### Conjunto de tarefas
1. Com base no trecho sobre o resveratrol, responda:
(a) Segundo estudos recentes, em quais grupos o resveratrol reduziu a obesidade e a resistência à insulina?
(b) A que aumento de atividade está relacionado o mecanismo pelo qual o resveratrol reduz a liberação de TNF-α em células inflamatórias dos pulmões de ratos?
(c) Como o trecho explica que os tratamentos não alteraram a inflamação e a nitração nos animais magros?
2. Transforme em lista o parágrafo do trecho sobre o resveratrol que começa com "Os animais magros tratados com resveratrol", mantendo seus fatos principais.
3. Escreva a continuação do trecho sobre o resveratrol a partir do ponto em que ele termina.
[Trecho fornecido]
O resveratrol vem sendo muito explorado como droga anti-inflamatória, neuroprotetora e anti-cancerígena, entre outros efeitos (148). Estudos recentes mostraram que o resveratrol reduz a obesidade e a resistência à insulina em roedores alimentados com dieta hiperlipídica (99, 102, 149) e em humanos com diabetes do tipo 2 (100). Por isso, decidimos investigar este polifenol quanto à sinalização da insulina no tecido pulmonar de camundongos magros e obesos. No geral, o tratamento de animais obesos com resveratrol inibiu de maneira significativa a resistência à insulina pulmonar causada pelos eventos nitrosativos, visto que tal agente diminuiu a formação de 3-NT. Este composto normalizou a fosforilação da IRβ, IRS-1 e AKT em resposta à insulina no tecido pulmonar (ou de AKT em brônquio isolado) de camundongos obesos e inibiu a nitração das proteínas IRβ, IRS-1 e AKT. Além disso, o tratamento com resveratrol reduziu de maneira significativa a expressão da p-JNK e p-IKK no grupo obeso. Nossos dados corroboram com trabalho recente no qual o resveratrol preveniu a resistência à insulina causada pela elevação aguda de ácidos graxos livres, através da inibição da IKK no músculo sóleo (149). Também já foi visto que o resveratrol reduz a liberação de TNF-α em células inflamatórias dos pulmões de ratos por mecanismo relacionado a aumento da atividade de SIRT1 (150). Ademais, a deacetilase de SIRT1 bloqueia a upregulação da via de sinalização do NF-ᴋB pelo TNF-α em macrófagos in vitro e

em pulmões de ratos in vivo (150). Assim, estes mecanismos podem explicar a diminuição da ativação da vias JNK e IKK. Dessa forma, nossos resultados mostram um efeito terapêutico adicional do resveratrol na reversão da inflamação e inibição da resistência à insulina no tecido pulmonar de camundongos obesos. Os dados obtidos com o tratamento de camundongos obesos com resveratrol parecem bastante otimistas para o tratamento da asma associada à obesidade e resistência à insulina, principalmente considerando-se que a nitração é um evento irreversível (151).

Os animais magros tratados com resveratrol não apresentaram diferenças significativas frente à fosforilação de JNK e IKK e à nitração de IRβ, IRS-1 e AKT comparados aos animais magros não-tratados. De modo semelhante ao resveratrol, o tratamento com aminoguanidina também não mostrou diferença na fosforilação de JNK e IKK quando comparado aos animais magros não-tratados. Estes resultados podem ser explicados pelo fato de animais magros apresentarem níveis menores de inflamação em relação aos obesos. Assim, os tratamentos não seriam capazes de diminuir níveis já baixos de inflamação e nitração.
[/Trecho fornecido]
[Registros fornecidos]
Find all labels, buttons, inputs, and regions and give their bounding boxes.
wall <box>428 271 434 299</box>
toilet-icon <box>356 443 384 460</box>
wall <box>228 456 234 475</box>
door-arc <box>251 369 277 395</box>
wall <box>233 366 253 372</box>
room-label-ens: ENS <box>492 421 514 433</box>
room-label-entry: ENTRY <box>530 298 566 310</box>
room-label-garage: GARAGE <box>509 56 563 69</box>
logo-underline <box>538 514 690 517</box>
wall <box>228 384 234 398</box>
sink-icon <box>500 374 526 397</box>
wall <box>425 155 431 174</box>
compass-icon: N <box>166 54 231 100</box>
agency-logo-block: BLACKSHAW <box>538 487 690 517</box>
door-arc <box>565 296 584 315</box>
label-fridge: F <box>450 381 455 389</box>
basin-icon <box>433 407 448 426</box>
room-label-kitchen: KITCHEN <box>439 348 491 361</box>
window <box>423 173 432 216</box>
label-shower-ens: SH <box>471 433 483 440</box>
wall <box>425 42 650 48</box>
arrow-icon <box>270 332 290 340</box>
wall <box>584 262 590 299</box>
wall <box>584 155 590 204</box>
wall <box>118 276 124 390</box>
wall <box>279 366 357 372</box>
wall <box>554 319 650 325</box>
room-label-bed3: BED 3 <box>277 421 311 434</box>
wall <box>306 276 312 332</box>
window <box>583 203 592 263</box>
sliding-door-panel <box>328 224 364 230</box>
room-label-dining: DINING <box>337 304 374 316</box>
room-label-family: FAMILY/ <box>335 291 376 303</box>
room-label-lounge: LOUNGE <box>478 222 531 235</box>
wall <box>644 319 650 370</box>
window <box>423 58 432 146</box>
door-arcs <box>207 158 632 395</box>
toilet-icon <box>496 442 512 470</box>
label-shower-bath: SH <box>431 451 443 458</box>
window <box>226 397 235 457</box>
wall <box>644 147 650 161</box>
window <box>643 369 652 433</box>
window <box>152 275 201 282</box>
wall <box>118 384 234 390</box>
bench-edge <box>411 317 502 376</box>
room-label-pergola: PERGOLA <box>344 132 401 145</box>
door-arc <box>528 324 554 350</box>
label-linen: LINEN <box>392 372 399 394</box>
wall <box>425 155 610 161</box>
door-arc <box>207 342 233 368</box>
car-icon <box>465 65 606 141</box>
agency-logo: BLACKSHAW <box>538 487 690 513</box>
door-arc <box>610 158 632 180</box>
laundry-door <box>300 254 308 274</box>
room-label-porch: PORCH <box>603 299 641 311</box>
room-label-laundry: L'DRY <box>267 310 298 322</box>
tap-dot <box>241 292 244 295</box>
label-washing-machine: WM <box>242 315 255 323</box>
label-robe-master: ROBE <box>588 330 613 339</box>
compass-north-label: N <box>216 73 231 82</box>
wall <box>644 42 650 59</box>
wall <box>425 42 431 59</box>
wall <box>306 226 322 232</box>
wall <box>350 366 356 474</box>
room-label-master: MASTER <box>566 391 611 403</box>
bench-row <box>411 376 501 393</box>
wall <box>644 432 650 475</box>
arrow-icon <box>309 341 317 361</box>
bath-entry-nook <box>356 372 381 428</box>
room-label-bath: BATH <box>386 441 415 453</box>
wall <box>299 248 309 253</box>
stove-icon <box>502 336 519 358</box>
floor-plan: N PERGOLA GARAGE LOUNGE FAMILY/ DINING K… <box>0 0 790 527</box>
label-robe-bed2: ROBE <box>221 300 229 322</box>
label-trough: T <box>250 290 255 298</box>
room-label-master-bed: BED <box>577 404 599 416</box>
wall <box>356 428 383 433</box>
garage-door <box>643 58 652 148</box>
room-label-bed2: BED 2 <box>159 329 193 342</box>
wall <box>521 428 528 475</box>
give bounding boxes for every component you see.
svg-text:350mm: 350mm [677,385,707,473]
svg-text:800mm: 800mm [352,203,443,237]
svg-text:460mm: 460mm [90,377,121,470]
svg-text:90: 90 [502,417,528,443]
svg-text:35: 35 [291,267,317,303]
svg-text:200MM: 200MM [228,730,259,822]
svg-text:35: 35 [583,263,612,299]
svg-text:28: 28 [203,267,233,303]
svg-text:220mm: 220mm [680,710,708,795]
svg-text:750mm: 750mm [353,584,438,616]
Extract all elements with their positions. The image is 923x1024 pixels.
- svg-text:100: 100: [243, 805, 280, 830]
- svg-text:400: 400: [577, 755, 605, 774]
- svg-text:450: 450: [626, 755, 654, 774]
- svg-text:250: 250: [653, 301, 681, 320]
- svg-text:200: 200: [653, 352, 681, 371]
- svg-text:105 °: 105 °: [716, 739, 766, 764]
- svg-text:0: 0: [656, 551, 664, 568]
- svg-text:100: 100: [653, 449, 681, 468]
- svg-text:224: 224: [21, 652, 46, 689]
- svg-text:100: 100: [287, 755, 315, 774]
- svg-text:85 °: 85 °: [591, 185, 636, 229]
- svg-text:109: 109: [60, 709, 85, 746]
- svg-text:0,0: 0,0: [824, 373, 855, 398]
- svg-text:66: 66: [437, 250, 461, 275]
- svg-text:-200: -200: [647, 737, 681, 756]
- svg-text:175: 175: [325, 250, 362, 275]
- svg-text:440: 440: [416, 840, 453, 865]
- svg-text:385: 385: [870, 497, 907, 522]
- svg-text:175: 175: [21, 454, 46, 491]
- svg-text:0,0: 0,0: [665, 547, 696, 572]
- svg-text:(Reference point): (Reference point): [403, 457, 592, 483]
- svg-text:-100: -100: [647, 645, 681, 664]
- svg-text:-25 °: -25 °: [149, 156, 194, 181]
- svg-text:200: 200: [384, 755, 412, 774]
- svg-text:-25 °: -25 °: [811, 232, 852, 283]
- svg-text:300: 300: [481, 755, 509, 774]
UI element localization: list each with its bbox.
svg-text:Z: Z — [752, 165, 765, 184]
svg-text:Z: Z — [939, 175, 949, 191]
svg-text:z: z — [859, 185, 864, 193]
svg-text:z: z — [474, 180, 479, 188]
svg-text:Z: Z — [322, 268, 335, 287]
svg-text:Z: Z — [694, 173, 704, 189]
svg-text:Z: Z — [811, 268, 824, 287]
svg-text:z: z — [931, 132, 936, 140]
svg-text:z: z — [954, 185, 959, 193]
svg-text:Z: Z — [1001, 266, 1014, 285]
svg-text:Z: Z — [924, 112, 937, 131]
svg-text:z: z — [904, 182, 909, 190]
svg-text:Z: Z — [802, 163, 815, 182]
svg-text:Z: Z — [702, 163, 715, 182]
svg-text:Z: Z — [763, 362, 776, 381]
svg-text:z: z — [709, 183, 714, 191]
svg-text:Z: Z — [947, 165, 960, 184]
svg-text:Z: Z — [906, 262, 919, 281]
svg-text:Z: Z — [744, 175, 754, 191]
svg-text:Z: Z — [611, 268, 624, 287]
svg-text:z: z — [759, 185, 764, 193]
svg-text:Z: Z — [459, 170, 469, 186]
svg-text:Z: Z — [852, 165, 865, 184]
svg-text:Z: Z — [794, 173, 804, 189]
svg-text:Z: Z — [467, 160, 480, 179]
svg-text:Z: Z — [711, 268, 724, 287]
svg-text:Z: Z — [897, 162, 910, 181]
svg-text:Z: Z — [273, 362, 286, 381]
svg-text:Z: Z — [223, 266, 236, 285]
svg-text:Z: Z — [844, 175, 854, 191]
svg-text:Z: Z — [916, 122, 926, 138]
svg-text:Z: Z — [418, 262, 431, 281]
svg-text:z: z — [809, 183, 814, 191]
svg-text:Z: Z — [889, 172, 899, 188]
[/Registros fornecidos]
### Respostas
1.
(a) Em roedores alimentados com dieta hiperlipídica e em humanos com diabetes do tipo 2.
(b) Ao aumento da atividade de SIRT1.
(c) Os animais magros têm níveis menores de inflamação que os obesos, então os tratamentos não seriam capazes de diminuir níveis de inflamação e nitração que já são baixos.

2.
- Animais magros tratados com resveratrol não tiveram diferenças significativas na fosforilação de JNK e IKK nem na nitração de IRβ, IRS-1 e AKT em comparação com os magros não tratados.
- O tratamento com aminoguanidina também não mostrou diferença na fosforilação de JNK e IKK em relação aos magros não tratados.
- Explicação: animais magros apresentam níveis menores de inflamação que os obesos.
- Por isso, os tratamentos não seriam capazes de reduzir níveis de inflamação e nitração que já são baixos.

3.
Estudo recente mostrou que células das vias respiratórias humanas têm receptores de insulina funcionais e transportadores de glicose dependentes de insulina que participam na regulação do uptake de glicose intracelular. Além disso, a insulina tem a capacidade de comprimir as barreiras paracelulares do epitélio das vias aéreas, criando uma barreira metabólica (152). O epitélio das vias aéreas atua prevenindo infecções pulmonares, pois o pulmão é o órgão de interface com ambiente não estéril (153- 155). De fato, a hiperglicemia em camundongos tratados com estreptozotocina foi correlacionada com níveis elevados de glicose no LBA e aumento de infecções pulmonares bacterianas (156). Sugerindo que animais obesos que apresentam hiperglicemia podem ter maiores índices de infecções bacterianas. Assim, a barreira regulada pela insulina atua para proteger o espaço aéreo de possíveis infecções bacterianas (152).

Em resumo este presente trabalho mostra que existe resistência à insulina no tecido pulmonar de camundongos obesos, sendo possível que este mecanismo esteja relacionado à amplificação da resposta inflamatória alérgica. A melhora da

resistência à insulina causada pelo tratamento com resveratrol em camundongos obesos mostra que drogas que controlam as desordens metabólicas secundárias à obesidade, tal como a resistência à insulina, poderiam se tornar coadjuvantes no tratamento da asma.